### STATED TASK
Retype all of the data exactly as given.

### TASK INPUTS
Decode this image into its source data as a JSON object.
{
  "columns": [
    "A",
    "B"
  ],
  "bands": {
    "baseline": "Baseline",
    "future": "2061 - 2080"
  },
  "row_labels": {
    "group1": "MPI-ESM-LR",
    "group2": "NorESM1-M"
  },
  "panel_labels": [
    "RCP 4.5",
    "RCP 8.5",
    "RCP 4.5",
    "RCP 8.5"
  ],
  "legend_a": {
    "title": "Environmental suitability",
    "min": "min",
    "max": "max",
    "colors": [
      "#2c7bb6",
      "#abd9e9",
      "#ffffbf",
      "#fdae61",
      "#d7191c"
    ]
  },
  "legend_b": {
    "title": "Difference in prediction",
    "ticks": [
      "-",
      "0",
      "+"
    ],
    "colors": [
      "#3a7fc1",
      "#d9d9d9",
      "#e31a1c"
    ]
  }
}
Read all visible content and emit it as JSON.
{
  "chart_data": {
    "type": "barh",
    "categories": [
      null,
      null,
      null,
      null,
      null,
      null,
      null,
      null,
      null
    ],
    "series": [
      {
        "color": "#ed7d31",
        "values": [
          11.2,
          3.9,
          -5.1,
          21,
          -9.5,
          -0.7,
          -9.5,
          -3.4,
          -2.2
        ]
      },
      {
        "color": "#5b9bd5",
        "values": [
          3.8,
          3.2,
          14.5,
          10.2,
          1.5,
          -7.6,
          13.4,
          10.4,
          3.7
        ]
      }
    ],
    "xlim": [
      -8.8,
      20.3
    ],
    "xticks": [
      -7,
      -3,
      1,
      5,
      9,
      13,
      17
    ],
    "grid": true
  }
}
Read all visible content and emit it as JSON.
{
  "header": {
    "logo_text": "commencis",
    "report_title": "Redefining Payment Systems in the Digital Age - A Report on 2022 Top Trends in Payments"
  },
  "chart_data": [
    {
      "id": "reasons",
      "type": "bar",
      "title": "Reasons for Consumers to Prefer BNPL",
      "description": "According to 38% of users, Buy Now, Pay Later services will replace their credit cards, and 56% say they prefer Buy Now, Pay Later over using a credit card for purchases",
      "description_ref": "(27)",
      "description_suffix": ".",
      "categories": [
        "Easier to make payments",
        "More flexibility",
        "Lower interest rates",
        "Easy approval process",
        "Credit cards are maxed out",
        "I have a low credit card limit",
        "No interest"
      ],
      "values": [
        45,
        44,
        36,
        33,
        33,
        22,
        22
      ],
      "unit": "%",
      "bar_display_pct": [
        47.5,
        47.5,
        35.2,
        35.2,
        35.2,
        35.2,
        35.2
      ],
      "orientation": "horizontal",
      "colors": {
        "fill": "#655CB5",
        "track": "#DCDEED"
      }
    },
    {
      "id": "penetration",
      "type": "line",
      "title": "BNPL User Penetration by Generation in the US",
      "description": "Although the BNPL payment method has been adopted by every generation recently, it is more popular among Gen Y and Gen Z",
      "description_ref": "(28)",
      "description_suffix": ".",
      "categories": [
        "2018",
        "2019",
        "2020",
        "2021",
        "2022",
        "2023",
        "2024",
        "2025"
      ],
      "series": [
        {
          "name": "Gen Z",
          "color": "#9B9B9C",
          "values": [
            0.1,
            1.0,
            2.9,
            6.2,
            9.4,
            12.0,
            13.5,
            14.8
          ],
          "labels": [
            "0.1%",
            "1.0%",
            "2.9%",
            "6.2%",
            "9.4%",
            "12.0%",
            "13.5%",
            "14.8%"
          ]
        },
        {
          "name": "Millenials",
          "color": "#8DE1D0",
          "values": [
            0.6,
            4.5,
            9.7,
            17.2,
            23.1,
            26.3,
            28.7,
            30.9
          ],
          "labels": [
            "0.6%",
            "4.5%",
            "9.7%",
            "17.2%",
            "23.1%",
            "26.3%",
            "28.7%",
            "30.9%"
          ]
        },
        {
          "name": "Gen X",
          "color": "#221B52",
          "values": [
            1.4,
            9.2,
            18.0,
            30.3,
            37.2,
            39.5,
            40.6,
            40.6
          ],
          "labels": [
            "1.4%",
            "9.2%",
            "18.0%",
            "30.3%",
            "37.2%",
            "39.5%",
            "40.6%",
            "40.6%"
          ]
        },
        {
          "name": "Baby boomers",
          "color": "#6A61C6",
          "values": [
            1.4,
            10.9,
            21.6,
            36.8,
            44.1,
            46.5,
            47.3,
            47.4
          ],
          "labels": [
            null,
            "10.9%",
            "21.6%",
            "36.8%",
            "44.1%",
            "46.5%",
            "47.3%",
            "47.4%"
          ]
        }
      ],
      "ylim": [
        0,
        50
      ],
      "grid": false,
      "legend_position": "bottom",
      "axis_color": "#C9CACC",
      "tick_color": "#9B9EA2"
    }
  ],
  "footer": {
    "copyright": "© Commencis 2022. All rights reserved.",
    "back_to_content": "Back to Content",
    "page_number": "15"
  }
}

### TASK RESPONSE
Decode this image into its source data as a JSON object.
{
  "columns": [
    "A",
    "B"
  ],
  "bands": {
    "baseline": "Baseline",
    "future": "2061 - 2080"
  },
  "row_labels": {
    "group1": "MPI-ESM-LR",
    "group2": "NorESM1-M"
  },
  "panel_labels": [
    "RCP 4.5",
    "RCP 8.5",
    "RCP 4.5",
    "RCP 8.5"
  ],
  "legend_a": {
    "title": "Environmental suitability",
    "min": "min",
    "max": "max",
    "colors": [
      "#2c7bb6",
      "#abd9e9",
      "#ffffbf",
      "#fdae61",
      "#d7191c"
    ]
  },
  "legend_b": {
    "title": "Difference in prediction",
    "ticks": [
      "-",
      "0",
      "+"
    ],
    "colors": [
      "#3a7fc1",
      "#d9d9d9",
      "#e31a1c"
    ]
  }
}
Read all visible content and emit it as JSON.
{
  "chart_data": {
    "type": "barh",
    "categories": [
      null,
      null,
      null,
      null,
      null,
      null,
      null,
      null,
      null
    ],
    "series": [
      {
        "color": "#ed7d31",
        "values": [
          11.2,
          3.9,
          -5.1,
          21,
          -9.5,
          -0.7,
          -9.5,
          -3.4,
          -2.2
        ]
      },
      {
        "color": "#5b9bd5",
        "values": [
          3.8,
          3.2,
          14.5,
          10.2,
          1.5,
          -7.6,
          13.4,
          10.4,
          3.7
        ]
      }
    ],
    "xlim": [
      -8.8,
      20.3
    ],
    "xticks": [
      -7,
      -3,
      1,
      5,
      9,
      13,
      17
    ],
    "grid": true
  }
}
Read all visible content and emit it as JSON.
{
  "header": {
    "logo_text": "commencis",
    "report_title": "Redefining Payment Systems in the Digital Age - A Report on 2022 Top Trends in Payments"
  },
  "chart_data": [
    {
      "id": "reasons",
      "type": "bar",
      "title": "Reasons for Consumers to Prefer BNPL",
      "description": "According to 38% of users, Buy Now, Pay Later services will replace their credit cards, and 56% say they prefer Buy Now, Pay Later over using a credit card for purchases",
      "description_ref": "(27)",
      "description_suffix": ".",
      "categories": [
        "Easier to make payments",
        "More flexibility",
        "Lower interest rates",
        "Easy approval process",
        "Credit cards are maxed out",
        "I have a low credit card limit",
        "No interest"
      ],
      "values": [
        45,
        44,
        36,
        33,
        33,
        22,
        22
      ],
      "unit": "%",
      "bar_display_pct": [
        47.5,
        47.5,
        35.2,
        35.2,
        35.2,
        35.2,
        35.2
      ],
      "orientation": "horizontal",
      "colors": {
        "fill": "#655CB5",
        "track": "#DCDEED"
      }
    },
    {
      "id": "penetration",
      "type": "line",
      "title": "BNPL User Penetration by Generation in the US",
      "description": "Although the BNPL payment method has been adopted by every generation recently, it is more popular among Gen Y and Gen Z",
      "description_ref": "(28)",
      "description_suffix": ".",
      "categories": [
        "2018",
        "2019",
        "2020",
        "2021",
        "2022",
        "2023",
        "2024",
        "2025"
      ],
      "series": [
        {
          "name": "Gen Z",
          "color": "#9B9B9C",
          "values": [
            0.1,
            1.0,
            2.9,
            6.2,
            9.4,
            12.0,
            13.5,
            14.8
          ],
          "labels": [
            "0.1%",
            "1.0%",
            "2.9%",
            "6.2%",
            "9.4%",
            "12.0%",
            "13.5%",
            "14.8%"
          ]
        },
        {
          "name": "Millenials",
          "color": "#8DE1D0",
          "values": [
            0.6,
            4.5,
            9.7,
            17.2,
            23.1,
            26.3,
            28.7,
            30.9
          ],
          "labels": [
            "0.6%",
            "4.5%",
            "9.7%",
            "17.2%",
            "23.1%",
            "26.3%",
            "28.7%",
            "30.9%"
          ]
        },
        {
          "name": "Gen X",
          "color": "#221B52",
          "values": [
            1.4,
            9.2,
            18.0,
            30.3,
            37.2,
            39.5,
            40.6,
            40.6
          ],
          "labels": [
            "1.4%",
            "9.2%",
            "18.0%",
            "30.3%",
            "37.2%",
            "39.5%",
            "40.6%",
            "40.6%"
          ]
        },
        {
          "name": "Baby boomers",
          "color": "#6A61C6",
          "values": [
            1.4,
            10.9,
            21.6,
            36.8,
            44.1,
            46.5,
            47.3,
            47.4
          ],
          "labels": [
            null,
            "10.9%",
            "21.6%",
            "36.8%",
            "44.1%",
            "46.5%",
            "47.3%",
            "47.4%"
          ]
        }
      ],
      "ylim": [
        0,
        50
      ],
      "grid": false,
      "legend_position": "bottom",
      "axis_color": "#C9CACC",
      "tick_color": "#9B9EA2"
    }
  ],
  "footer": {
    "copyright": "© Commencis 2022. All rights reserved.",
    "back_to_content": "Back to Content",
    "page_number": "15"
  }
}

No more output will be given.